RECORDS FOR THIS TASK:
start

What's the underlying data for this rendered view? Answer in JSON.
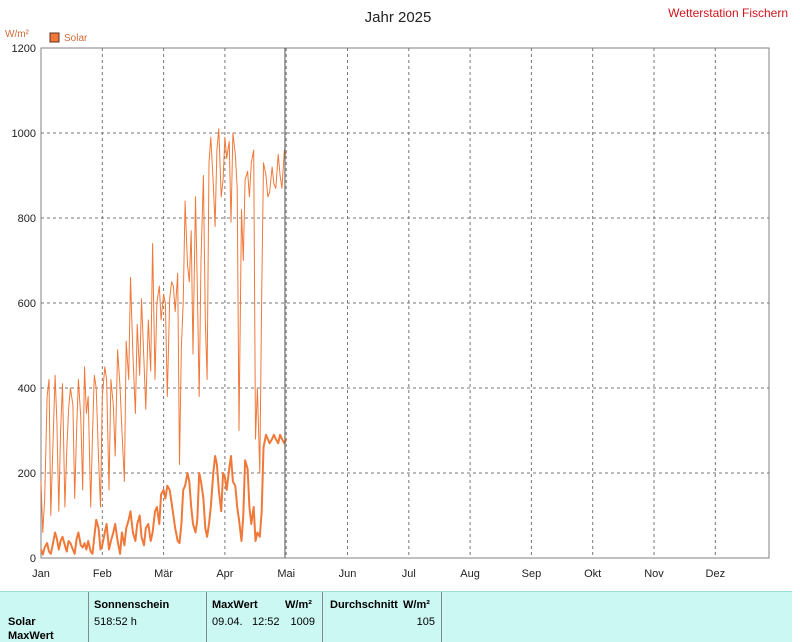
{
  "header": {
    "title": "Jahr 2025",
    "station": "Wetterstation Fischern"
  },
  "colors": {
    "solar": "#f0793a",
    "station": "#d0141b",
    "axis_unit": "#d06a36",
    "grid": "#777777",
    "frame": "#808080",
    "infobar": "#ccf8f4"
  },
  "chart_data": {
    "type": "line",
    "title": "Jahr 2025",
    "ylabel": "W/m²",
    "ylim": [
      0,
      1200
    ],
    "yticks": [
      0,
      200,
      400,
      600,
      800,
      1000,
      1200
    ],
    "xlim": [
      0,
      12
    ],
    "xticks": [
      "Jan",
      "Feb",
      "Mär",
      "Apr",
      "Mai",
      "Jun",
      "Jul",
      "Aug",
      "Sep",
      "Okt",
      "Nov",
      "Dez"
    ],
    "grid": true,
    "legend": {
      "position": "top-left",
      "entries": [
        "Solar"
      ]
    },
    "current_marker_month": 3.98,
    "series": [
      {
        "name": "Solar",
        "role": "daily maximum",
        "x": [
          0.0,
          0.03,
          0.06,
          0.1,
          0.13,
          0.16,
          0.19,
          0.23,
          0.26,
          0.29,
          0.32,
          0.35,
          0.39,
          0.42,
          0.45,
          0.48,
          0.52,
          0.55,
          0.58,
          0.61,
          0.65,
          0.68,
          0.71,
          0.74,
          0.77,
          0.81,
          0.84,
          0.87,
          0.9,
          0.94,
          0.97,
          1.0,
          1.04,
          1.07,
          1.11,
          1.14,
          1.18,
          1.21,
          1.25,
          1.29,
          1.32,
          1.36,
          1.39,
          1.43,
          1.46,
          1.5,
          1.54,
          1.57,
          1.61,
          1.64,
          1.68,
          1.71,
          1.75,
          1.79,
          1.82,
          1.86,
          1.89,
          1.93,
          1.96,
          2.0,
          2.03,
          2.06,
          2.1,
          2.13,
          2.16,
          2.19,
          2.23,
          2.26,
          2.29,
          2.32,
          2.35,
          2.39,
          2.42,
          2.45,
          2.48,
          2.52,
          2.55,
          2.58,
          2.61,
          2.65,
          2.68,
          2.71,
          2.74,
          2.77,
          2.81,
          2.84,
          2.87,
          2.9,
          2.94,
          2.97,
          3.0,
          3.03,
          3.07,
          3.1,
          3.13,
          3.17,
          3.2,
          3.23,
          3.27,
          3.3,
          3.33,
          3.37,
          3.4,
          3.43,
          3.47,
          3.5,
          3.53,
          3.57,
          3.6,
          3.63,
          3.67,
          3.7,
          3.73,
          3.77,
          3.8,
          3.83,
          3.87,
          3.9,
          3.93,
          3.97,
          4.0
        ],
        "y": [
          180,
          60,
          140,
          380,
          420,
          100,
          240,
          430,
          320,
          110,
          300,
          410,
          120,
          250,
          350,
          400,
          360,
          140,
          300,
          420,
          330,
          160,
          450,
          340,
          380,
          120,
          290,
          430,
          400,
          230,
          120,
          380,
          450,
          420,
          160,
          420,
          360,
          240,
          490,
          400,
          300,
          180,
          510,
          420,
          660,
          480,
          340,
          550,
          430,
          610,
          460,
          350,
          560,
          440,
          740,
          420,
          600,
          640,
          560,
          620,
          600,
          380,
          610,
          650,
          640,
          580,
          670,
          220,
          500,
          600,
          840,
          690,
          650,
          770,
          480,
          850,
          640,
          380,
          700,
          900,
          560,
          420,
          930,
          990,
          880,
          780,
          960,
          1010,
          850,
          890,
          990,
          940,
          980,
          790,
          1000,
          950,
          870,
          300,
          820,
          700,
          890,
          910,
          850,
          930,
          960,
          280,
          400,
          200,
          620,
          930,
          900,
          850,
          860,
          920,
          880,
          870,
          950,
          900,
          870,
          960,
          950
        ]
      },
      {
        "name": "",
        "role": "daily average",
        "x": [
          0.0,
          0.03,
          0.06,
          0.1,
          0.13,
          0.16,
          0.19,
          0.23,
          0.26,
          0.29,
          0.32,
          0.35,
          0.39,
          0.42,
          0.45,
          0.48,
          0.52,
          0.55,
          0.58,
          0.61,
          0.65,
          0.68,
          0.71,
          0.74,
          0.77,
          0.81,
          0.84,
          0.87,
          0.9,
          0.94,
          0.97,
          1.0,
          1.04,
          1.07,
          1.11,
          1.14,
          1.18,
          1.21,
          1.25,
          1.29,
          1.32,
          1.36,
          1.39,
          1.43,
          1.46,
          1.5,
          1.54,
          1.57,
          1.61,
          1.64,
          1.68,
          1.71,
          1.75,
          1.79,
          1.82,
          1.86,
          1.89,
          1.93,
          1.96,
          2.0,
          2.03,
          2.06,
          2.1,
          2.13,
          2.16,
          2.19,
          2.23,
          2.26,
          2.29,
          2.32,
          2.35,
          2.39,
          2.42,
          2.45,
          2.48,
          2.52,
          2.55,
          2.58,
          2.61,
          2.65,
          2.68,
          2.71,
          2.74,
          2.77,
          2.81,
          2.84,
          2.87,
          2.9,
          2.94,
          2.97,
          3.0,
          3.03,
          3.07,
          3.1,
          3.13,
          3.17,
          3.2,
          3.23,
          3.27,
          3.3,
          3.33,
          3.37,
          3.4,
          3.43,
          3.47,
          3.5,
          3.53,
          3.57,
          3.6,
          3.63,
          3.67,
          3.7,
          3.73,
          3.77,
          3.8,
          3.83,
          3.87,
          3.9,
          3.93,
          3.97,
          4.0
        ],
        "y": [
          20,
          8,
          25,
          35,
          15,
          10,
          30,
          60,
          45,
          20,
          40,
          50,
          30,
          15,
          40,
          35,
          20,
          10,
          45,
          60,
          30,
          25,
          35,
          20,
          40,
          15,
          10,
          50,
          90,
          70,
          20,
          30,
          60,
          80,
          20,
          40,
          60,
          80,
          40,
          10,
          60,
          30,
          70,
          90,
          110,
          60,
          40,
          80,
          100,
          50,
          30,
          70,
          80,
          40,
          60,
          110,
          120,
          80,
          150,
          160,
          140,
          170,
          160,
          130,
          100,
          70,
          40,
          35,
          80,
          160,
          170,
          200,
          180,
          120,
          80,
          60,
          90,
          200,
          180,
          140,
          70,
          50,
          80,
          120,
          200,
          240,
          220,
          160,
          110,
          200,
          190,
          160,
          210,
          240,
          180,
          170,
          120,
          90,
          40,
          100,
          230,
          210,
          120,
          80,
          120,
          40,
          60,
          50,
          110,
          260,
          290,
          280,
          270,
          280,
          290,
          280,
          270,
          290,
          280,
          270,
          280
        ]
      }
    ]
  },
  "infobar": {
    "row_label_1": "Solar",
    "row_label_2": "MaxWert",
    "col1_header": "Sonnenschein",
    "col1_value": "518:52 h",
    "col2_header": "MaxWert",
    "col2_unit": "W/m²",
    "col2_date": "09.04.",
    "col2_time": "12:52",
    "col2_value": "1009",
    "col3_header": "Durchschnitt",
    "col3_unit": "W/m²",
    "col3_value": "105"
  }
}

end
start

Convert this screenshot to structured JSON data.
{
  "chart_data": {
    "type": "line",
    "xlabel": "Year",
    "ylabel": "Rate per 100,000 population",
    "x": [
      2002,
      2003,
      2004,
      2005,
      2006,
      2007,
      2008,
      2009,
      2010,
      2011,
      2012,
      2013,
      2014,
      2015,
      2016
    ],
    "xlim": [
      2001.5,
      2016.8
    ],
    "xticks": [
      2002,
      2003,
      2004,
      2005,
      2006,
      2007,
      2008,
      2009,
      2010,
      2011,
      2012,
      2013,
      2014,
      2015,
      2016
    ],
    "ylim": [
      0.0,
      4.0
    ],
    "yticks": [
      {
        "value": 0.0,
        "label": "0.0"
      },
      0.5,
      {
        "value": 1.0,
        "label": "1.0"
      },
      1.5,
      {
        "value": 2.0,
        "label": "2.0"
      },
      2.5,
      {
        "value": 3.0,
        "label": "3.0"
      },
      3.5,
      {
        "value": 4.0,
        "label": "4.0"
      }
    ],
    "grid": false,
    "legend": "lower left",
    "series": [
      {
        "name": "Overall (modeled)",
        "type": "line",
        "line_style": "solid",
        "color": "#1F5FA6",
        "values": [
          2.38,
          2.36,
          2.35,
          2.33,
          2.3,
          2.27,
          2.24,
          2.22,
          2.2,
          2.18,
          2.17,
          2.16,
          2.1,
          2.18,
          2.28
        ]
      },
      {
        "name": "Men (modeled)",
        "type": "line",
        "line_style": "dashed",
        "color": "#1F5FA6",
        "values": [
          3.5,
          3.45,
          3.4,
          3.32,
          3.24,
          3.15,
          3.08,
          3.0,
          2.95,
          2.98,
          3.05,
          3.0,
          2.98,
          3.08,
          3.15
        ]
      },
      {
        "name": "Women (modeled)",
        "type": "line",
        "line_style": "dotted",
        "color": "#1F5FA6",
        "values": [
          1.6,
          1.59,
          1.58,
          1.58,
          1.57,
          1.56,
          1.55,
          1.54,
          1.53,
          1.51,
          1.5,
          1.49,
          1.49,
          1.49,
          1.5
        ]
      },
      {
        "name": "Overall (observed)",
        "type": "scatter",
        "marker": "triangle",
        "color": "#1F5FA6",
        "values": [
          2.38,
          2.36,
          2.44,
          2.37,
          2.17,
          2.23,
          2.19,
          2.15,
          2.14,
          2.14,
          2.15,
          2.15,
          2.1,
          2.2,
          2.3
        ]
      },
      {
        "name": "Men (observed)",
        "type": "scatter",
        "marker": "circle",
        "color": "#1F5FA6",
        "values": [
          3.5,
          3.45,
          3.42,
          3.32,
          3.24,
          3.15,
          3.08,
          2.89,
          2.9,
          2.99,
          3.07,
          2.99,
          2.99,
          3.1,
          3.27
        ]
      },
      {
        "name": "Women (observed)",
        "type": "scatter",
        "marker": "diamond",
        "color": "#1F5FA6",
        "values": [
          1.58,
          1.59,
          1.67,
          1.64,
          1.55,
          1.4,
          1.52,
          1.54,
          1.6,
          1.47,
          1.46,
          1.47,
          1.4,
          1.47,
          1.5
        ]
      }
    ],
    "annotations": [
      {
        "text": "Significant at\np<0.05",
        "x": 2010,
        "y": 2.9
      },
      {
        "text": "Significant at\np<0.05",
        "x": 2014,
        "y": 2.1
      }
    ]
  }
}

end

PROBLEM DETAILS:
Copy out every line from the records that has the word "station".

ANSWER TO THIS EXERCISE:
    "station": "Wetterstation Fischern"
    "station": "#d0141b",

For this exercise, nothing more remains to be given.